* **GIVEN REQUEST**:
Every entry must be given again exactly.

[Chart and figure data]
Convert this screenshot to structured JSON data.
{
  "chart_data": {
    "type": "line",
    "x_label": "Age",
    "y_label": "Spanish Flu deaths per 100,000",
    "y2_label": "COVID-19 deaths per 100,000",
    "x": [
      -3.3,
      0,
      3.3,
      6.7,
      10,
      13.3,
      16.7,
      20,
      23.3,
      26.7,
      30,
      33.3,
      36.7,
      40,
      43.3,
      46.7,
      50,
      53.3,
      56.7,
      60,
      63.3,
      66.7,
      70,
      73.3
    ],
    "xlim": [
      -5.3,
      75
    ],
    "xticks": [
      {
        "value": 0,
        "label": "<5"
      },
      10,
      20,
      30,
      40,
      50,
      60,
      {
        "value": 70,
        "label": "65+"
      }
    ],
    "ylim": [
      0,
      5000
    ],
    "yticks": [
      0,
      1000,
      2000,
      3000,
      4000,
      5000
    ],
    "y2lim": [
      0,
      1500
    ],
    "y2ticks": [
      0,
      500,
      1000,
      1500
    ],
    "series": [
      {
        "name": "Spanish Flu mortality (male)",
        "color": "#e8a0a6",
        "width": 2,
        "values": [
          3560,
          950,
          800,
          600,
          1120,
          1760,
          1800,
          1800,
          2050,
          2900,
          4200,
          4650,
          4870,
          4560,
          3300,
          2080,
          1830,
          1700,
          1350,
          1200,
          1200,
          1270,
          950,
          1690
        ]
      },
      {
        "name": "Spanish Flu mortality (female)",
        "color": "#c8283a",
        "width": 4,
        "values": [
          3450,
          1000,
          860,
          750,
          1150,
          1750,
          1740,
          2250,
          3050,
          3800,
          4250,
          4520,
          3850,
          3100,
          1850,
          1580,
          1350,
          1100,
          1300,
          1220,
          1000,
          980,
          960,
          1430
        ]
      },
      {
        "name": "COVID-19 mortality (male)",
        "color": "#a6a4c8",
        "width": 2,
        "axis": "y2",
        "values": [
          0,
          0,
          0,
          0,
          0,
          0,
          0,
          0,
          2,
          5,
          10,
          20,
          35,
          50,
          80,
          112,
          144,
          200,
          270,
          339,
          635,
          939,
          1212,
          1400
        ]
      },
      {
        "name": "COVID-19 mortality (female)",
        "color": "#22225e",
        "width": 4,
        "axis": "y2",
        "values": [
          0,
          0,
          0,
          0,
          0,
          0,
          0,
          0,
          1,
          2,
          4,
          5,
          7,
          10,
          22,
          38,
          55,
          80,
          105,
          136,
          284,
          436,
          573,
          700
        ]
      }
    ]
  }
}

* **THE ANSWER**:
Convert this screenshot to structured JSON data.
{
  "chart_data": {
    "type": "line",
    "x_label": "Age",
    "y_label": "Spanish Flu deaths per 100,000",
    "y2_label": "COVID-19 deaths per 100,000",
    "x": [
      -3.3,
      0,
      3.3,
      6.7,
      10,
      13.3,
      16.7,
      20,
      23.3,
      26.7,
      30,
      33.3,
      36.7,
      40,
      43.3,
      46.7,
      50,
      53.3,
      56.7,
      60,
      63.3,
      66.7,
      70,
      73.3
    ],
    "xlim": [
      -5.3,
      75
    ],
    "xticks": [
      {
        "value": 0,
        "label": "<5"
      },
      10,
      20,
      30,
      40,
      50,
      60,
      {
        "value": 70,
        "label": "65+"
      }
    ],
    "ylim": [
      0,
      5000
    ],
    "yticks": [
      0,
      1000,
      2000,
      3000,
      4000,
      5000
    ],
    "y2lim": [
      0,
      1500
    ],
    "y2ticks": [
      0,
      500,
      1000,
      1500
    ],
    "series": [
      {
        "name": "Spanish Flu mortality (male)",
        "color": "#e8a0a6",
        "width": 2,
        "values": [
          3560,
          950,
          800,
          600,
          1120,
          1760,
          1800,
          1800,
          2050,
          2900,
          4200,
          4650,
          4870,
          4560,
          3300,
          2080,
          1830,
          1700,
          1350,
          1200,
          1200,
          1270,
          950,
          1690
        ]
      },
      {
        "name": "Spanish Flu mortality (female)",
        "color": "#c8283a",
        "width": 4,
        "values": [
          3450,
          1000,
          860,
          750,
          1150,
          1750,
          1740,
          2250,
          3050,
          3800,
          4250,
          4520,
          3850,
          3100,
          1850,
          1580,
          1350,
          1100,
          1300,
          1220,
          1000,
          980,
          960,
          1430
        ]
      },
      {
        "name": "COVID-19 mortality (male)",
        "color": "#a6a4c8",
        "width": 2,
        "axis": "y2",
        "values": [
          0,
          0,
          0,
          0,
          0,
          0,
          0,
          0,
          2,
          5,
          10,
          20,
          35,
          50,
          80,
          112,
          144,
          200,
          270,
          339,
          635,
          939,
          1212,
          1400
        ]
      },
      {
        "name": "COVID-19 mortality (female)",
        "color": "#22225e",
        "width": 4,
        "axis": "y2",
        "values": [
          0,
          0,
          0,
          0,
          0,
          0,
          0,
          0,
          1,
          2,
          4,
          5,
          7,
          10,
          22,
          38,
          55,
          80,
          105,
          136,
          284,
          436,
          573,
          700
        ]
      }
    ]
  }
}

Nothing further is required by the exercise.